(Data entries)
--- START ---

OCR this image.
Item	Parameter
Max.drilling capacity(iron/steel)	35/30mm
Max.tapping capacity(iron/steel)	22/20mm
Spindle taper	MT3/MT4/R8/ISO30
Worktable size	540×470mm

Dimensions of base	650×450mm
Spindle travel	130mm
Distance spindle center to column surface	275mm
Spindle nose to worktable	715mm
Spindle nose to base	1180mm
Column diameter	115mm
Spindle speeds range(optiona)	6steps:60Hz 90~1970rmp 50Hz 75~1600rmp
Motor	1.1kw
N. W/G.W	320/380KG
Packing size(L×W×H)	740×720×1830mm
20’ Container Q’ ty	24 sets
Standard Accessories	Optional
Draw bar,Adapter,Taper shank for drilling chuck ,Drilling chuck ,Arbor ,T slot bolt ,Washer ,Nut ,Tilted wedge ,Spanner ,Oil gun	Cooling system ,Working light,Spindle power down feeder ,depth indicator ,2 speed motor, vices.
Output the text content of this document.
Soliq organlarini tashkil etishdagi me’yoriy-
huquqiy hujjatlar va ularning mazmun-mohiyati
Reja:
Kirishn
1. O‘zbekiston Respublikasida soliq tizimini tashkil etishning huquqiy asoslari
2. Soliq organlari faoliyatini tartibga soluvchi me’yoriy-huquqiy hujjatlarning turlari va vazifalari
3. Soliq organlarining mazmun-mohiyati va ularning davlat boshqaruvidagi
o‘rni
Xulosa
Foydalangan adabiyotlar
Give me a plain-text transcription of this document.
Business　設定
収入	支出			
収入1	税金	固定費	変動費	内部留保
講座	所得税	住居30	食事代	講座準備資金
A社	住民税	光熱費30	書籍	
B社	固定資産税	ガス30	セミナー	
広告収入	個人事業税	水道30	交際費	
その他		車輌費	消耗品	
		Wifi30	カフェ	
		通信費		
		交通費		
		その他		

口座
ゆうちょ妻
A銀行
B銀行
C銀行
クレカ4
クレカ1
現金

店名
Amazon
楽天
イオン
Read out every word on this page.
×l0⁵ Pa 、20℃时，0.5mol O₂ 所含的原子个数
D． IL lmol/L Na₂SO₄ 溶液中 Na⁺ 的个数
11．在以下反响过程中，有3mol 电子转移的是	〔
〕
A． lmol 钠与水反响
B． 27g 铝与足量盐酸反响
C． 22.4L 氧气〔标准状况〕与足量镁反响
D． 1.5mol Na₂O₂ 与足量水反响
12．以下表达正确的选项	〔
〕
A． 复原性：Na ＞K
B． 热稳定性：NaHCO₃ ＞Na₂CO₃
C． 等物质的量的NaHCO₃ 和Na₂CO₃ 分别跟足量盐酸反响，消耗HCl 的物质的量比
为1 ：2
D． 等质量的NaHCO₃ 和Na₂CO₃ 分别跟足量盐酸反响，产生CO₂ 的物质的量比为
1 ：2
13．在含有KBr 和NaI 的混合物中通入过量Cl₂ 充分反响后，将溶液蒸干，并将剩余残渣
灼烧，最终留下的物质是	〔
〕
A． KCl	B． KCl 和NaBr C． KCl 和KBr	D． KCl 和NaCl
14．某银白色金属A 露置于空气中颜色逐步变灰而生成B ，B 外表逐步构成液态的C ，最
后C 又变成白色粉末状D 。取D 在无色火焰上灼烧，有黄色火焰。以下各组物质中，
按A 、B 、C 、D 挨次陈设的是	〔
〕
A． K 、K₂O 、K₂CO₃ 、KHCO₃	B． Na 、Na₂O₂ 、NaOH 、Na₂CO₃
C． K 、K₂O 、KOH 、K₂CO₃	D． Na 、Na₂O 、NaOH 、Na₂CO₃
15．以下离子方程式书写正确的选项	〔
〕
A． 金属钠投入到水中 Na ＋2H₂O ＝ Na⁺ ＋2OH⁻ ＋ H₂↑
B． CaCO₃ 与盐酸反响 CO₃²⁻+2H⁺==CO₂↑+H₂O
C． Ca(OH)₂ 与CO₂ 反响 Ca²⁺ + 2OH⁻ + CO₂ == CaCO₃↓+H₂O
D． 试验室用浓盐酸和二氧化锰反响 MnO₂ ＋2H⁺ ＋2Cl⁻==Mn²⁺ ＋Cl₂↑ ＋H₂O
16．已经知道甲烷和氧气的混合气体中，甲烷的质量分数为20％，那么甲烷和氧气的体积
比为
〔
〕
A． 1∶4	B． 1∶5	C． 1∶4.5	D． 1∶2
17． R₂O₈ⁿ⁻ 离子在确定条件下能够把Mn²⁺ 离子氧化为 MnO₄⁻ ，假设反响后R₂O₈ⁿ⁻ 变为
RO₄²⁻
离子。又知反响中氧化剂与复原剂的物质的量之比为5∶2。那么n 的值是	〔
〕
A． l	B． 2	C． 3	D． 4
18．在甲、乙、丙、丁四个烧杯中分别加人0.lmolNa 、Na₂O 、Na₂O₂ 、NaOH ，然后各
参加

--- END ---

* [Directions for this task]: Repeat every entry exactly, please.

* [Problem solution]:
OCR this image.
Item	Parameter
Max.drilling capacity(iron/steel)	35/30mm
Max.tapping capacity(iron/steel)	22/20mm
Spindle taper	MT3/MT4/R8/ISO30
Worktable size	540×470mm

Dimensions of base	650×450mm
Spindle travel	130mm
Distance spindle center to column surface	275mm
Spindle nose to worktable	715mm
Spindle nose to base	1180mm
Column diameter	115mm
Spindle speeds range(optiona)	6steps:60Hz 90~1970rmp 50Hz 75~1600rmp
Motor	1.1kw
N. W/G.W	320/380KG
Packing size(L×W×H)	740×720×1830mm
20’ Container Q’ ty	24 sets
Standard Accessories	Optional
Draw bar,Adapter,Taper shank for drilling chuck ,Drilling chuck ,Arbor ,T slot bolt ,Washer ,Nut ,Tilted wedge ,Spanner ,Oil gun	Cooling system ,Working light,Spindle power down feeder ,depth indicator ,2 speed motor, vices.
Output the text content of this document.
Soliq organlarini tashkil etishdagi me’yoriy-
huquqiy hujjatlar va ularning mazmun-mohiyati
Reja:
Kirishn
1. O‘zbekiston Respublikasida soliq tizimini tashkil etishning huquqiy asoslari
2. Soliq organlari faoliyatini tartibga soluvchi me’yoriy-huquqiy hujjatlarning turlari va vazifalari
3. Soliq organlarining mazmun-mohiyati va ularning davlat boshqaruvidagi
o‘rni
Xulosa
Foydalangan adabiyotlar
Give me a plain-text transcription of this document.
Business　設定
収入	支出			
収入1	税金	固定費	変動費	内部留保
講座	所得税	住居30	食事代	講座準備資金
A社	住民税	光熱費30	書籍	
B社	固定資産税	ガス30	セミナー	
広告収入	個人事業税	水道30	交際費	
その他		車輌費	消耗品	
		Wifi30	カフェ	
		通信費		
		交通費		
		その他		

口座
ゆうちょ妻
A銀行
B銀行
C銀行
クレカ4
クレカ1
現金

店名
Amazon
楽天
イオン
Read out every word on this page.
×l0⁵ Pa 、20℃时，0.5mol O₂ 所含的原子个数
D． IL lmol/L Na₂SO₄ 溶液中 Na⁺ 的个数
11．在以下反响过程中，有3mol 电子转移的是	〔
〕
A． lmol 钠与水反响
B． 27g 铝与足量盐酸反响
C． 22.4L 氧气〔标准状况〕与足量镁反响
D． 1.5mol Na₂O₂ 与足量水反响
12．以下表达正确的选项	〔
〕
A． 复原性：Na ＞K
B． 热稳定性：NaHCO₃ ＞Na₂CO₃
C． 等物质的量的NaHCO₃ 和Na₂CO₃ 分别跟足量盐酸反响，消耗HCl 的物质的量比
为1 ：2
D． 等质量的NaHCO₃ 和Na₂CO₃ 分别跟足量盐酸反响，产生CO₂ 的物质的量比为
1 ：2
13．在含有KBr 和NaI 的混合物中通入过量Cl₂ 充分反响后，将溶液蒸干，并将剩余残渣
灼烧，最终留下的物质是	〔
〕
A． KCl	B． KCl 和NaBr C． KCl 和KBr	D． KCl 和NaCl
14．某银白色金属A 露置于空气中颜色逐步变灰而生成B ，B 外表逐步构成液态的C ，最
后C 又变成白色粉末状D 。取D 在无色火焰上灼烧，有黄色火焰。以下各组物质中，
按A 、B 、C 、D 挨次陈设的是	〔
〕
A． K 、K₂O 、K₂CO₃ 、KHCO₃	B． Na 、Na₂O₂ 、NaOH 、Na₂CO₃
C． K 、K₂O 、KOH 、K₂CO₃	D． Na 、Na₂O 、NaOH 、Na₂CO₃
15．以下离子方程式书写正确的选项	〔
〕
A． 金属钠投入到水中 Na ＋2H₂O ＝ Na⁺ ＋2OH⁻ ＋ H₂↑
B． CaCO₃ 与盐酸反响 CO₃²⁻+2H⁺==CO₂↑+H₂O
C． Ca(OH)₂ 与CO₂ 反响 Ca²⁺ + 2OH⁻ + CO₂ == CaCO₃↓+H₂O
D． 试验室用浓盐酸和二氧化锰反响 MnO₂ ＋2H⁺ ＋2Cl⁻==Mn²⁺ ＋Cl₂↑ ＋H₂O
16．已经知道甲烷和氧气的混合气体中，甲烷的质量分数为20％，那么甲烷和氧气的体积
比为
〔
〕
A． 1∶4	B． 1∶5	C． 1∶4.5	D． 1∶2
17． R₂O₈ⁿ⁻ 离子在确定条件下能够把Mn²⁺ 离子氧化为 MnO₄⁻ ，假设反响后R₂O₈ⁿ⁻ 变为
RO₄²⁻
离子。又知反响中氧化剂与复原剂的物质的量之比为5∶2。那么n 的值是	〔
〕
A． l	B． 2	C． 3	D． 4
18．在甲、乙、丙、丁四个烧杯中分别加人0.lmolNa 、Na₂O 、Na₂O₂ 、NaOH ，然后各
参加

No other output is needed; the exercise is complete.